(Entries from a dataset)

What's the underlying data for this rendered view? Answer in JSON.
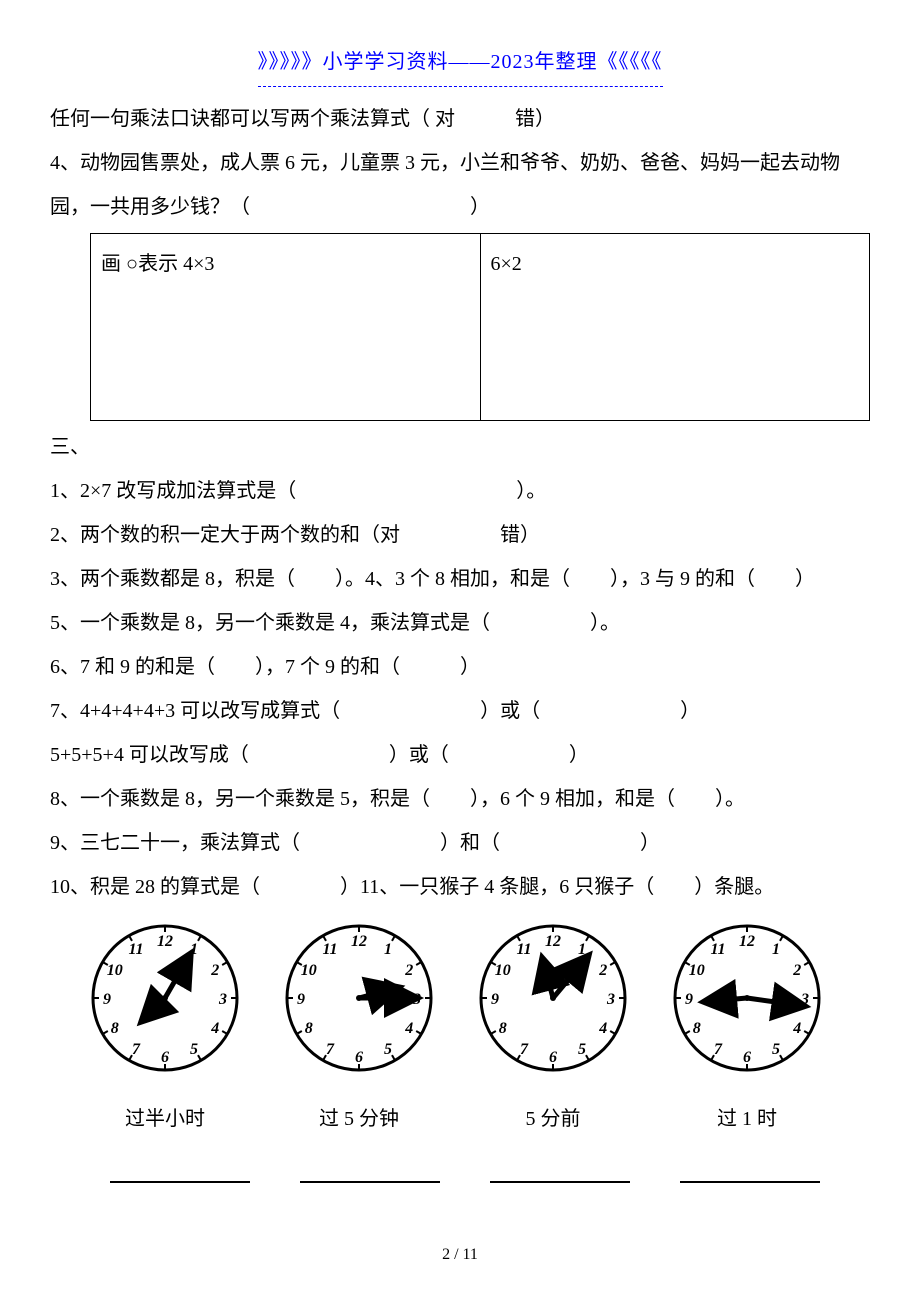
{
  "header": "》》》》》小学学习资料——2023年整理《《《《《",
  "q0": "任何一句乘法口诀都可以写两个乘法算式（ 对　　　错）",
  "q4": "4、动物园售票处，成人票 6 元，儿童票 3 元，小兰和爷爷、奶奶、爸爸、妈妈一起去动物园，一共用多少钱？（　　　　　　　　　　　）",
  "table": {
    "cellA": "画 ○表示 4×3",
    "cellB": "6×2"
  },
  "section3": "三、",
  "s3q1": "1、2×7 改写成加法算式是（　　　　　　　　　　　）。",
  "s3q2": "2、两个数的积一定大于两个数的和（对　　　　　错）",
  "s3q3": "3、两个乘数都是 8，积是（　　）。4、3 个 8 相加，和是（　　），3 与 9 的和（　　）",
  "s3q5": "5、一个乘数是 8，另一个乘数是 4，乘法算式是（　　　　　）。",
  "s3q6": "6、7 和 9 的和是（　　），7 个 9 的和（　　　）",
  "s3q7a": "7、4+4+4+4+3 可以改写成算式（　　　　　　　）或（　　　　　　　）",
  "s3q7b": "5+5+5+4 可以改写成（　　　　　　　）或（　　　　　　）",
  "s3q8": "8、一个乘数是 8，另一个乘数是 5，积是（　　），6 个 9 相加，和是（　　）。",
  "s3q9": "9、三七二十一，乘法算式（　　　　　　　）和（　　　　　　　）",
  "s3q10": "10、积是 28 的算式是（　　　　）11、一只猴子 4 条腿，6 只猴子（　　）条腿。",
  "clocks": [
    {
      "hourAngle": 30,
      "minuteAngle": 225,
      "caption": "过半小时",
      "hourLen": 38,
      "minLen": 20
    },
    {
      "hourAngle": 90,
      "minuteAngle": 75,
      "caption": "过 5 分钟",
      "hourLen": 45,
      "minLen": 28
    },
    {
      "hourAngle": 40,
      "minuteAngle": 345,
      "caption": "5 分前",
      "hourLen": 42,
      "minLen": 28
    },
    {
      "hourAngle": 98,
      "minuteAngle": 265,
      "caption": "过 1 时",
      "hourLen": 45,
      "minLen": 30
    }
  ],
  "pageNumber": "2 / 11"
}
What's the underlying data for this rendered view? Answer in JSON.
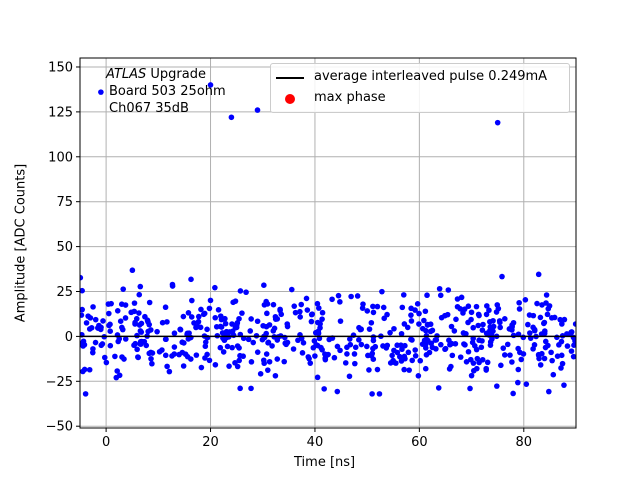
{
  "chart_data": {
    "type": "scatter",
    "xlabel": "Time [ns]",
    "ylabel": "Amplitude [ADC Counts]",
    "xlim": [
      -5,
      90
    ],
    "ylim": [
      -51,
      155
    ],
    "xticks": [
      0,
      20,
      40,
      60,
      80
    ],
    "yticks": [
      -50,
      -25,
      0,
      25,
      50,
      75,
      100,
      125,
      150
    ],
    "grid": true,
    "legend_position": "top-right",
    "annotation": {
      "atlas": "ATLAS",
      "upgrade": " Upgrade",
      "line2": "Board 503 25ohm",
      "line3": "Ch067 35dB"
    },
    "legend": [
      {
        "label": "average interleaved pulse 0.249mA",
        "kind": "line",
        "color": "#000000"
      },
      {
        "label": "max phase",
        "kind": "marker",
        "color": "#ff0000"
      }
    ],
    "series": [
      {
        "kind": "line",
        "color": "#000000",
        "x": [
          -5,
          90
        ],
        "y": [
          0,
          0
        ]
      },
      {
        "kind": "scatter",
        "color": "#0000ff",
        "outliers": {
          "x": [
            -1,
            20,
            24,
            29,
            75
          ],
          "y": [
            136,
            140,
            122,
            126,
            119
          ]
        },
        "bulk": {
          "x_range": [
            -5,
            90
          ],
          "count": 600,
          "sigma": 12,
          "clip": [
            -32,
            43
          ]
        }
      }
    ]
  }
}
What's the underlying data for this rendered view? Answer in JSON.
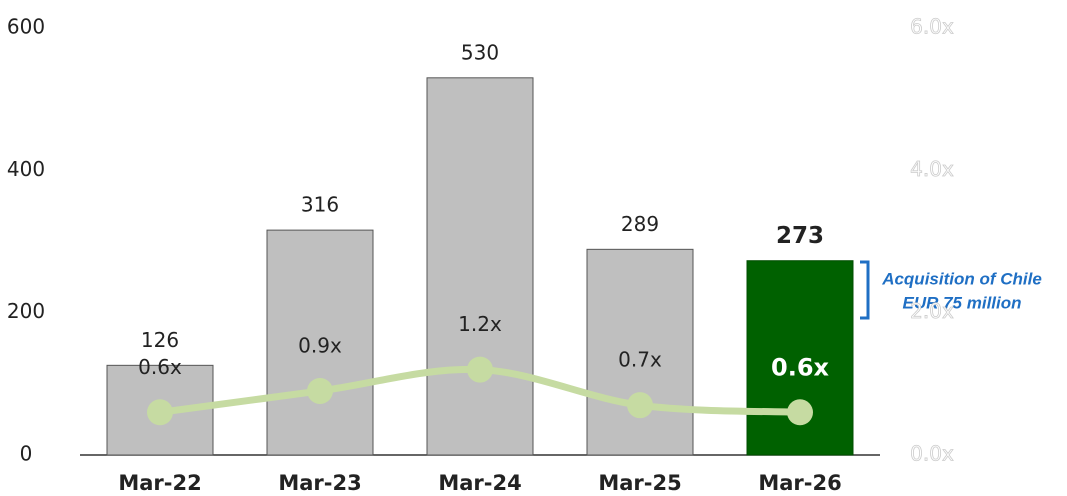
{
  "chart_data": {
    "type": "bar_line",
    "categories": [
      "Mar-22",
      "Mar-23",
      "Mar-24",
      "Mar-25",
      "Mar-26"
    ],
    "series": [
      {
        "type": "bar",
        "values": [
          126,
          316,
          530,
          289,
          273
        ],
        "colors": [
          "#bfbfbf",
          "#bfbfbf",
          "#bfbfbf",
          "#bfbfbf",
          "#006100"
        ]
      },
      {
        "type": "line",
        "axis": "y2",
        "color": "#c6dba2",
        "values": [
          0.6,
          0.9,
          1.2,
          0.7,
          0.6
        ],
        "value_labels": [
          "0.6x",
          "0.9x",
          "1.2x",
          "0.7x",
          "0.6x"
        ]
      }
    ],
    "ylim": [
      0,
      600
    ],
    "yticks": [
      0,
      200,
      400,
      600
    ],
    "y2lim": [
      0,
      6
    ],
    "y2ticks": [
      {
        "value": 0,
        "label": "0.0x"
      },
      {
        "value": 2,
        "label": "2.0x"
      },
      {
        "value": 4,
        "label": "4.0x"
      },
      {
        "value": 6,
        "label": "6.0x"
      }
    ],
    "annotation": [
      "Acquisition of Chile",
      "EUR 75 million"
    ]
  }
}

* [WHAT THE TASK REQUIRES]: Copy the entries above faithfully and omit every image.

* [RESULT OF THIS EXERCISE]:
What's the underlying data for this rendered view? Answer in JSON.
{
  "header": "》》》》》小学学习资料——2023年整理《《《《《",
  "q0": "任何一句乘法口诀都可以写两个乘法算式（ 对　　　错）",
  "q4": "4、动物园售票处，成人票 6 元，儿童票 3 元，小兰和爷爷、奶奶、爸爸、妈妈一起去动物园，一共用多少钱？（　　　　　　　　　　　）",
  "table": {
    "cellA": "画 ○表示 4×3",
    "cellB": "6×2"
  },
  "section3": "三、",
  "s3q1": "1、2×7 改写成加法算式是（　　　　　　　　　　　）。",
  "s3q2": "2、两个数的积一定大于两个数的和（对　　　　　错）",
  "s3q3": "3、两个乘数都是 8，积是（　　）。4、3 个 8 相加，和是（　　），3 与 9 的和（　　）",
  "s3q5": "5、一个乘数是 8，另一个乘数是 4，乘法算式是（　　　　　）。",
  "s3q6": "6、7 和 9 的和是（　　），7 个 9 的和（　　　）",
  "s3q7a": "7、4+4+4+4+3 可以改写成算式（　　　　　　　）或（　　　　　　　）",
  "s3q7b": "5+5+5+4 可以改写成（　　　　　　　）或（　　　　　　）",
  "s3q8": "8、一个乘数是 8，另一个乘数是 5，积是（　　），6 个 9 相加，和是（　　）。",
  "s3q9": "9、三七二十一，乘法算式（　　　　　　　）和（　　　　　　　）",
  "s3q10": "10、积是 28 的算式是（　　　　）11、一只猴子 4 条腿，6 只猴子（　　）条腿。",
  "clocks": [
    {
      "hourAngle": 30,
      "minuteAngle": 225,
      "caption": "过半小时",
      "hourLen": 38,
      "minLen": 20
    },
    {
      "hourAngle": 90,
      "minuteAngle": 75,
      "caption": "过 5 分钟",
      "hourLen": 45,
      "minLen": 28
    },
    {
      "hourAngle": 40,
      "minuteAngle": 345,
      "caption": "5 分前",
      "hourLen": 42,
      "minLen": 28
    },
    {
      "hourAngle": 98,
      "minuteAngle": 265,
      "caption": "过 1 时",
      "hourLen": 45,
      "minLen": 30
    }
  ],
  "pageNumber": "2 / 11"
}
What's the underlying data for this rendered view? Answer in JSON.
{
  "chart_data": {
    "type": "scatter",
    "xlabel": "Time [ns]",
    "ylabel": "Amplitude [ADC Counts]",
    "xlim": [
      -5,
      90
    ],
    "ylim": [
      -51,
      155
    ],
    "xticks": [
      0,
      20,
      40,
      60,
      80
    ],
    "yticks": [
      -50,
      -25,
      0,
      25,
      50,
      75,
      100,
      125,
      150
    ],
    "grid": true,
    "legend_position": "top-right",
    "annotation": {
      "atlas": "ATLAS",
      "upgrade": " Upgrade",
      "line2": "Board 503 25ohm",
      "line3": "Ch067 35dB"
    },
    "legend": [
      {
        "label": "average interleaved pulse 0.249mA",
        "kind": "line",
        "color": "#000000"
      },
      {
        "label": "max phase",
        "kind": "marker",
        "color": "#ff0000"
      }
    ],
    "series": [
      {
        "kind": "line",
        "color": "#000000",
        "x": [
          -5,
          90
        ],
        "y": [
          0,
          0
        ]
      },
      {
        "kind": "scatter",
        "color": "#0000ff",
        "outliers": {
          "x": [
            -1,
            20,
            24,
            29,
            75
          ],
          "y": [
            136,
            140,
            122,
            126,
            119
          ]
        },
        "bulk": {
          "x_range": [
            -5,
            90
          ],
          "count": 600,
          "sigma": 12,
          "clip": [
            -32,
            43
          ]
        }
      }
    ]
  }
}
What's the underlying data for this rendered view? Answer in JSON.
{
  "chart_data": {
    "type": "bar_line",
    "categories": [
      "Mar-22",
      "Mar-23",
      "Mar-24",
      "Mar-25",
      "Mar-26"
    ],
    "series": [
      {
        "type": "bar",
        "values": [
          126,
          316,
          530,
          289,
          273
        ],
        "colors": [
          "#bfbfbf",
          "#bfbfbf",
          "#bfbfbf",
          "#bfbfbf",
          "#006100"
        ]
      },
      {
        "type": "line",
        "axis": "y2",
        "color": "#c6dba2",
        "values": [
          0.6,
          0.9,
          1.2,
          0.7,
          0.6
        ],
        "value_labels": [
          "0.6x",
          "0.9x",
          "1.2x",
          "0.7x",
          "0.6x"
        ]
      }
    ],
    "ylim": [
      0,
      600
    ],
    "yticks": [
      0,
      200,
      400,
      600
    ],
    "y2lim": [
      0,
      6
    ],
    "y2ticks": [
      {
        "value": 0,
        "label": "0.0x"
      },
      {
        "value": 2,
        "label": "2.0x"
      },
      {
        "value": 4,
        "label": "4.0x"
      },
      {
        "value": 6,
        "label": "6.0x"
      }
    ],
    "annotation": [
      "Acquisition of Chile",
      "EUR 75 million"
    ]
  }
}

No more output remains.